**Short task**:
Reproduce every entry in the listing without alteration.

(Source data)
··········
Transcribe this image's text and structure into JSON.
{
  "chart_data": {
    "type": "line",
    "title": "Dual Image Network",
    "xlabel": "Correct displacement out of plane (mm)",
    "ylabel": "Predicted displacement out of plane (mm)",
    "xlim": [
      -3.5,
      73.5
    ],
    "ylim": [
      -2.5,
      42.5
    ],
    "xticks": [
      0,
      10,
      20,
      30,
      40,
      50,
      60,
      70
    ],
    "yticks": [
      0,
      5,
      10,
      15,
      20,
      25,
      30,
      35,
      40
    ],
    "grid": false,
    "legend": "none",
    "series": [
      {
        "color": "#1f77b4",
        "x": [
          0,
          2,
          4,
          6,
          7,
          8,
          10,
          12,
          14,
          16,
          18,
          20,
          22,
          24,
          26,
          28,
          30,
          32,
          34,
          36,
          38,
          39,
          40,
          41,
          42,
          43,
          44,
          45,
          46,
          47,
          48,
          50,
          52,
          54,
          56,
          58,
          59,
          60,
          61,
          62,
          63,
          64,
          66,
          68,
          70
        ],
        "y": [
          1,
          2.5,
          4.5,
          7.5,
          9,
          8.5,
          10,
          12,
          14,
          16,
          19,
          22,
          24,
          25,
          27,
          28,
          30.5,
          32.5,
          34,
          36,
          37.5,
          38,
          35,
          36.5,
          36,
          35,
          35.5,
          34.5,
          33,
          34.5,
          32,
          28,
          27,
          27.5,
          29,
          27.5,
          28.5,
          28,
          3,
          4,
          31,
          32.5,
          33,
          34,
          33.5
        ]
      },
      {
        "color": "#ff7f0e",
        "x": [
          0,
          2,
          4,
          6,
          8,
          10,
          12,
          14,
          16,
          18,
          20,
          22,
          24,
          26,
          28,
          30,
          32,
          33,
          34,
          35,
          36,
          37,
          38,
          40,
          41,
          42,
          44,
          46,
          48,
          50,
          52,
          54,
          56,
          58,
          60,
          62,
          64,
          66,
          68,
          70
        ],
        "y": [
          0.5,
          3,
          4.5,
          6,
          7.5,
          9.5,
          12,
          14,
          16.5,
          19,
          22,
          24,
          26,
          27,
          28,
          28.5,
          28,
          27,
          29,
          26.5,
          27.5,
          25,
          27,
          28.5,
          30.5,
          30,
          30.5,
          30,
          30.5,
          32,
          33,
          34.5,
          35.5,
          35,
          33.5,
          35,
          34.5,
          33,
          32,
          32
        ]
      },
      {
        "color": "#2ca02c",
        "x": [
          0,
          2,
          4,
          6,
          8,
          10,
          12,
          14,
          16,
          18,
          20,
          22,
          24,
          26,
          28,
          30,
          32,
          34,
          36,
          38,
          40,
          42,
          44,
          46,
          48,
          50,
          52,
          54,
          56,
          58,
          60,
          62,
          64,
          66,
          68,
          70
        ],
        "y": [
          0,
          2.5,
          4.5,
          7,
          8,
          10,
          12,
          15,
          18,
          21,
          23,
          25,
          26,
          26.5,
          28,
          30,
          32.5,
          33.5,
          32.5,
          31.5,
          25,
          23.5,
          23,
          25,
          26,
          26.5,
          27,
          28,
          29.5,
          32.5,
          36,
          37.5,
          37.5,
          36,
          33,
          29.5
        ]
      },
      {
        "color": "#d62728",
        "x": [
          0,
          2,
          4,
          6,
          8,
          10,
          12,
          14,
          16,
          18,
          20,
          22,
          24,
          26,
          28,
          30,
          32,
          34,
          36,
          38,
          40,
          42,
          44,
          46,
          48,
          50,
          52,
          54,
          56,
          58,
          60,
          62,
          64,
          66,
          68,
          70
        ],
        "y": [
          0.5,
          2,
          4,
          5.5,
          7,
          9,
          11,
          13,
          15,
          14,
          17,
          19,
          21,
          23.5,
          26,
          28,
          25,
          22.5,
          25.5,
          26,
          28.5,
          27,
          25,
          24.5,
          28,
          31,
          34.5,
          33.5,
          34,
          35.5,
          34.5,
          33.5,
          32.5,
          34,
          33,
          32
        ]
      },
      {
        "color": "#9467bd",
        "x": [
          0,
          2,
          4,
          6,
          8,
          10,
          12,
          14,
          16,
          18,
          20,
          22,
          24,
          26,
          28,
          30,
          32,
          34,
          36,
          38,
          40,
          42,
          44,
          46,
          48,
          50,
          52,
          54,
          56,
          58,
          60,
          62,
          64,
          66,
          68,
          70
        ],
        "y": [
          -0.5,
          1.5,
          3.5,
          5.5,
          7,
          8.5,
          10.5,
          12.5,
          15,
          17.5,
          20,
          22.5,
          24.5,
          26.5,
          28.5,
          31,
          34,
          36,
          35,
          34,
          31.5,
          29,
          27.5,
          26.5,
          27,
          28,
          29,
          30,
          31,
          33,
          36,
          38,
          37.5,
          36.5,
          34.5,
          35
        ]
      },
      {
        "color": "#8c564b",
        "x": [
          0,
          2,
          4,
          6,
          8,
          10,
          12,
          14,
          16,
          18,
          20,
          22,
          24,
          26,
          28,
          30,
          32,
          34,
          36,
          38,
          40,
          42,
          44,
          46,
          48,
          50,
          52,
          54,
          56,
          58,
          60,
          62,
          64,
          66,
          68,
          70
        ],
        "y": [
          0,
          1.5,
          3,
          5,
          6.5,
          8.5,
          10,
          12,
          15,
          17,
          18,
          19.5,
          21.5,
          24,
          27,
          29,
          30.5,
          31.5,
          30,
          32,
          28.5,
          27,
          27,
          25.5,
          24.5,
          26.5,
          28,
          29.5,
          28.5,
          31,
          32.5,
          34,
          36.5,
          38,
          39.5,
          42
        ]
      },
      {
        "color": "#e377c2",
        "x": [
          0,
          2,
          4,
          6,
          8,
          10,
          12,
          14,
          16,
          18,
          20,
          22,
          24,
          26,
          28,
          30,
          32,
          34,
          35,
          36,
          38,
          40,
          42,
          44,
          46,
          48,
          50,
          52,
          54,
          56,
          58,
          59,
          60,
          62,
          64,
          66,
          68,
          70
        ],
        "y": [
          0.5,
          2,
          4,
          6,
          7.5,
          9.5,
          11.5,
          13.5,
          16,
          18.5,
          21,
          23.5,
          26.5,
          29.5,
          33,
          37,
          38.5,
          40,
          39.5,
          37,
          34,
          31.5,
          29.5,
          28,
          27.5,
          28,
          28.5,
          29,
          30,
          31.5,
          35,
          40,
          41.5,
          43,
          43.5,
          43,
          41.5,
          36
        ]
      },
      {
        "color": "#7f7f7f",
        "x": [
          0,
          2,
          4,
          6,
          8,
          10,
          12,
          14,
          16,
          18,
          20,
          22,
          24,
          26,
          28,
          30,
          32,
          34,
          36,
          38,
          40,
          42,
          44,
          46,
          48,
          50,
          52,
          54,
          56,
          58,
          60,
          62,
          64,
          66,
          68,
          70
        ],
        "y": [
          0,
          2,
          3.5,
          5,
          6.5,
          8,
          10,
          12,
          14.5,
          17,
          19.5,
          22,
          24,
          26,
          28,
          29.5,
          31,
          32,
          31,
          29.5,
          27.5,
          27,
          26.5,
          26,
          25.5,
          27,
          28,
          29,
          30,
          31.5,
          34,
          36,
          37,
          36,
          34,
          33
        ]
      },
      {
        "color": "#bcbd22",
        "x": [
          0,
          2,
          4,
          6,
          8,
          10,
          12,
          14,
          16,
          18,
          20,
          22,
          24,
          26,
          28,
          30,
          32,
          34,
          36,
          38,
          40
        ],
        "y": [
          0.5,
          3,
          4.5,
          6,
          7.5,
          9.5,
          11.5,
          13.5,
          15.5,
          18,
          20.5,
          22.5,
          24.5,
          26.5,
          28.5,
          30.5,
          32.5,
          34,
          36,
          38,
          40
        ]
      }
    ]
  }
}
··········
**The output**:
Transcribe this image's text and structure into JSON.
{
  "chart_data": {
    "type": "line",
    "title": "Dual Image Network",
    "xlabel": "Correct displacement out of plane (mm)",
    "ylabel": "Predicted displacement out of plane (mm)",
    "xlim": [
      -3.5,
      73.5
    ],
    "ylim": [
      -2.5,
      42.5
    ],
    "xticks": [
      0,
      10,
      20,
      30,
      40,
      50,
      60,
      70
    ],
    "yticks": [
      0,
      5,
      10,
      15,
      20,
      25,
      30,
      35,
      40
    ],
    "grid": false,
    "legend": "none",
    "series": [
      {
        "color": "#1f77b4",
        "x": [
          0,
          2,
          4,
          6,
          7,
          8,
          10,
          12,
          14,
          16,
          18,
          20,
          22,
          24,
          26,
          28,
          30,
          32,
          34,
          36,
          38,
          39,
          40,
          41,
          42,
          43,
          44,
          45,
          46,
          47,
          48,
          50,
          52,
          54,
          56,
          58,
          59,
          60,
          61,
          62,
          63,
          64,
          66,
          68,
          70
        ],
        "y": [
          1,
          2.5,
          4.5,
          7.5,
          9,
          8.5,
          10,
          12,
          14,
          16,
          19,
          22,
          24,
          25,
          27,
          28,
          30.5,
          32.5,
          34,
          36,
          37.5,
          38,
          35,
          36.5,
          36,
          35,
          35.5,
          34.5,
          33,
          34.5,
          32,
          28,
          27,
          27.5,
          29,
          27.5,
          28.5,
          28,
          3,
          4,
          31,
          32.5,
          33,
          34,
          33.5
        ]
      },
      {
        "color": "#ff7f0e",
        "x": [
          0,
          2,
          4,
          6,
          8,
          10,
          12,
          14,
          16,
          18,
          20,
          22,
          24,
          26,
          28,
          30,
          32,
          33,
          34,
          35,
          36,
          37,
          38,
          40,
          41,
          42,
          44,
          46,
          48,
          50,
          52,
          54,
          56,
          58,
          60,
          62,
          64,
          66,
          68,
          70
        ],
        "y": [
          0.5,
          3,
          4.5,
          6,
          7.5,
          9.5,
          12,
          14,
          16.5,
          19,
          22,
          24,
          26,
          27,
          28,
          28.5,
          28,
          27,
          29,
          26.5,
          27.5,
          25,
          27,
          28.5,
          30.5,
          30,
          30.5,
          30,
          30.5,
          32,
          33,
          34.5,
          35.5,
          35,
          33.5,
          35,
          34.5,
          33,
          32,
          32
        ]
      },
      {
        "color": "#2ca02c",
        "x": [
          0,
          2,
          4,
          6,
          8,
          10,
          12,
          14,
          16,
          18,
          20,
          22,
          24,
          26,
          28,
          30,
          32,
          34,
          36,
          38,
          40,
          42,
          44,
          46,
          48,
          50,
          52,
          54,
          56,
          58,
          60,
          62,
          64,
          66,
          68,
          70
        ],
        "y": [
          0,
          2.5,
          4.5,
          7,
          8,
          10,
          12,
          15,
          18,
          21,
          23,
          25,
          26,
          26.5,
          28,
          30,
          32.5,
          33.5,
          32.5,
          31.5,
          25,
          23.5,
          23,
          25,
          26,
          26.5,
          27,
          28,
          29.5,
          32.5,
          36,
          37.5,
          37.5,
          36,
          33,
          29.5
        ]
      },
      {
        "color": "#d62728",
        "x": [
          0,
          2,
          4,
          6,
          8,
          10,
          12,
          14,
          16,
          18,
          20,
          22,
          24,
          26,
          28,
          30,
          32,
          34,
          36,
          38,
          40,
          42,
          44,
          46,
          48,
          50,
          52,
          54,
          56,
          58,
          60,
          62,
          64,
          66,
          68,
          70
        ],
        "y": [
          0.5,
          2,
          4,
          5.5,
          7,
          9,
          11,
          13,
          15,
          14,
          17,
          19,
          21,
          23.5,
          26,
          28,
          25,
          22.5,
          25.5,
          26,
          28.5,
          27,
          25,
          24.5,
          28,
          31,
          34.5,
          33.5,
          34,
          35.5,
          34.5,
          33.5,
          32.5,
          34,
          33,
          32
        ]
      },
      {
        "color": "#9467bd",
        "x": [
          0,
          2,
          4,
          6,
          8,
          10,
          12,
          14,
          16,
          18,
          20,
          22,
          24,
          26,
          28,
          30,
          32,
          34,
          36,
          38,
          40,
          42,
          44,
          46,
          48,
          50,
          52,
          54,
          56,
          58,
          60,
          62,
          64,
          66,
          68,
          70
        ],
        "y": [
          -0.5,
          1.5,
          3.5,
          5.5,
          7,
          8.5,
          10.5,
          12.5,
          15,
          17.5,
          20,
          22.5,
          24.5,
          26.5,
          28.5,
          31,
          34,
          36,
          35,
          34,
          31.5,
          29,
          27.5,
          26.5,
          27,
          28,
          29,
          30,
          31,
          33,
          36,
          38,
          37.5,
          36.5,
          34.5,
          35
        ]
      },
      {
        "color": "#8c564b",
        "x": [
          0,
          2,
          4,
          6,
          8,
          10,
          12,
          14,
          16,
          18,
          20,
          22,
          24,
          26,
          28,
          30,
          32,
          34,
          36,
          38,
          40,
          42,
          44,
          46,
          48,
          50,
          52,
          54,
          56,
          58,
          60,
          62,
          64,
          66,
          68,
          70
        ],
        "y": [
          0,
          1.5,
          3,
          5,
          6.5,
          8.5,
          10,
          12,
          15,
          17,
          18,
          19.5,
          21.5,
          24,
          27,
          29,
          30.5,
          31.5,
          30,
          32,
          28.5,
          27,
          27,
          25.5,
          24.5,
          26.5,
          28,
          29.5,
          28.5,
          31,
          32.5,
          34,
          36.5,
          38,
          39.5,
          42
        ]
      },
      {
        "color": "#e377c2",
        "x": [
          0,
          2,
          4,
          6,
          8,
          10,
          12,
          14,
          16,
          18,
          20,
          22,
          24,
          26,
          28,
          30,
          32,
          34,
          35,
          36,
          38,
          40,
          42,
          44,
          46,
          48,
          50,
          52,
          54,
          56,
          58,
          59,
          60,
          62,
          64,
          66,
          68,
          70
        ],
        "y": [
          0.5,
          2,
          4,
          6,
          7.5,
          9.5,
          11.5,
          13.5,
          16,
          18.5,
          21,
          23.5,
          26.5,
          29.5,
          33,
          37,
          38.5,
          40,
          39.5,
          37,
          34,
          31.5,
          29.5,
          28,
          27.5,
          28,
          28.5,
          29,
          30,
          31.5,
          35,
          40,
          41.5,
          43,
          43.5,
          43,
          41.5,
          36
        ]
      },
      {
        "color": "#7f7f7f",
        "x": [
          0,
          2,
          4,
          6,
          8,
          10,
          12,
          14,
          16,
          18,
          20,
          22,
          24,
          26,
          28,
          30,
          32,
          34,
          36,
          38,
          40,
          42,
          44,
          46,
          48,
          50,
          52,
          54,
          56,
          58,
          60,
          62,
          64,
          66,
          68,
          70
        ],
        "y": [
          0,
          2,
          3.5,
          5,
          6.5,
          8,
          10,
          12,
          14.5,
          17,
          19.5,
          22,
          24,
          26,
          28,
          29.5,
          31,
          32,
          31,
          29.5,
          27.5,
          27,
          26.5,
          26,
          25.5,
          27,
          28,
          29,
          30,
          31.5,
          34,
          36,
          37,
          36,
          34,
          33
        ]
      },
      {
        "color": "#bcbd22",
        "x": [
          0,
          2,
          4,
          6,
          8,
          10,
          12,
          14,
          16,
          18,
          20,
          22,
          24,
          26,
          28,
          30,
          32,
          34,
          36,
          38,
          40
        ],
        "y": [
          0.5,
          3,
          4.5,
          6,
          7.5,
          9.5,
          11.5,
          13.5,
          15.5,
          18,
          20.5,
          22.5,
          24.5,
          26.5,
          28.5,
          30.5,
          32.5,
          34,
          36,
          38,
          40
        ]
      }
    ]
  }
}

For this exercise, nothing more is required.